*Brief*.
Repeat the listing in full, preserving every character.
────────────────
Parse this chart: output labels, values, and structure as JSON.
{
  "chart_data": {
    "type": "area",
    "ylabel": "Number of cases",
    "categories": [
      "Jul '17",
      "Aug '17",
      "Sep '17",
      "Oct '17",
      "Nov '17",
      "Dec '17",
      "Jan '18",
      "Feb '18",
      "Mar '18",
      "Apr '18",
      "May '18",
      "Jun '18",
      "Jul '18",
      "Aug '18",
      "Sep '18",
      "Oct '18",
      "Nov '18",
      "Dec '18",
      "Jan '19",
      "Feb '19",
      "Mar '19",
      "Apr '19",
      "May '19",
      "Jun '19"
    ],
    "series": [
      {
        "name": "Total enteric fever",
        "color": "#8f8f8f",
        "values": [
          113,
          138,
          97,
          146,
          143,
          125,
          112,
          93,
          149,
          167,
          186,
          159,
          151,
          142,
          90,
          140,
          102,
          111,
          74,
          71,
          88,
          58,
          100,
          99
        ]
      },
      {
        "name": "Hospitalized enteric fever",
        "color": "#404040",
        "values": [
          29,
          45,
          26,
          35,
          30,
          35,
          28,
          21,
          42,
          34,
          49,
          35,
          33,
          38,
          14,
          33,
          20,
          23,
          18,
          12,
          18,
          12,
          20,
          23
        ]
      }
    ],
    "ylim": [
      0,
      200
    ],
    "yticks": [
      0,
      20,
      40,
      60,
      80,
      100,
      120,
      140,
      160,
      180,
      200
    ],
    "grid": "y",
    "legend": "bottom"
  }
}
────────────────
*Expected output*.
Parse this chart: output labels, values, and structure as JSON.
{
  "chart_data": {
    "type": "area",
    "ylabel": "Number of cases",
    "categories": [
      "Jul '17",
      "Aug '17",
      "Sep '17",
      "Oct '17",
      "Nov '17",
      "Dec '17",
      "Jan '18",
      "Feb '18",
      "Mar '18",
      "Apr '18",
      "May '18",
      "Jun '18",
      "Jul '18",
      "Aug '18",
      "Sep '18",
      "Oct '18",
      "Nov '18",
      "Dec '18",
      "Jan '19",
      "Feb '19",
      "Mar '19",
      "Apr '19",
      "May '19",
      "Jun '19"
    ],
    "series": [
      {
        "name": "Total enteric fever",
        "color": "#8f8f8f",
        "values": [
          113,
          138,
          97,
          146,
          143,
          125,
          112,
          93,
          149,
          167,
          186,
          159,
          151,
          142,
          90,
          140,
          102,
          111,
          74,
          71,
          88,
          58,
          100,
          99
        ]
      },
      {
        "name": "Hospitalized enteric fever",
        "color": "#404040",
        "values": [
          29,
          45,
          26,
          35,
          30,
          35,
          28,
          21,
          42,
          34,
          49,
          35,
          33,
          38,
          14,
          33,
          20,
          23,
          18,
          12,
          18,
          12,
          20,
          23
        ]
      }
    ],
    "ylim": [
      0,
      200
    ],
    "yticks": [
      0,
      20,
      40,
      60,
      80,
      100,
      120,
      140,
      160,
      180,
      200
    ],
    "grid": "y",
    "legend": "bottom"
  }
}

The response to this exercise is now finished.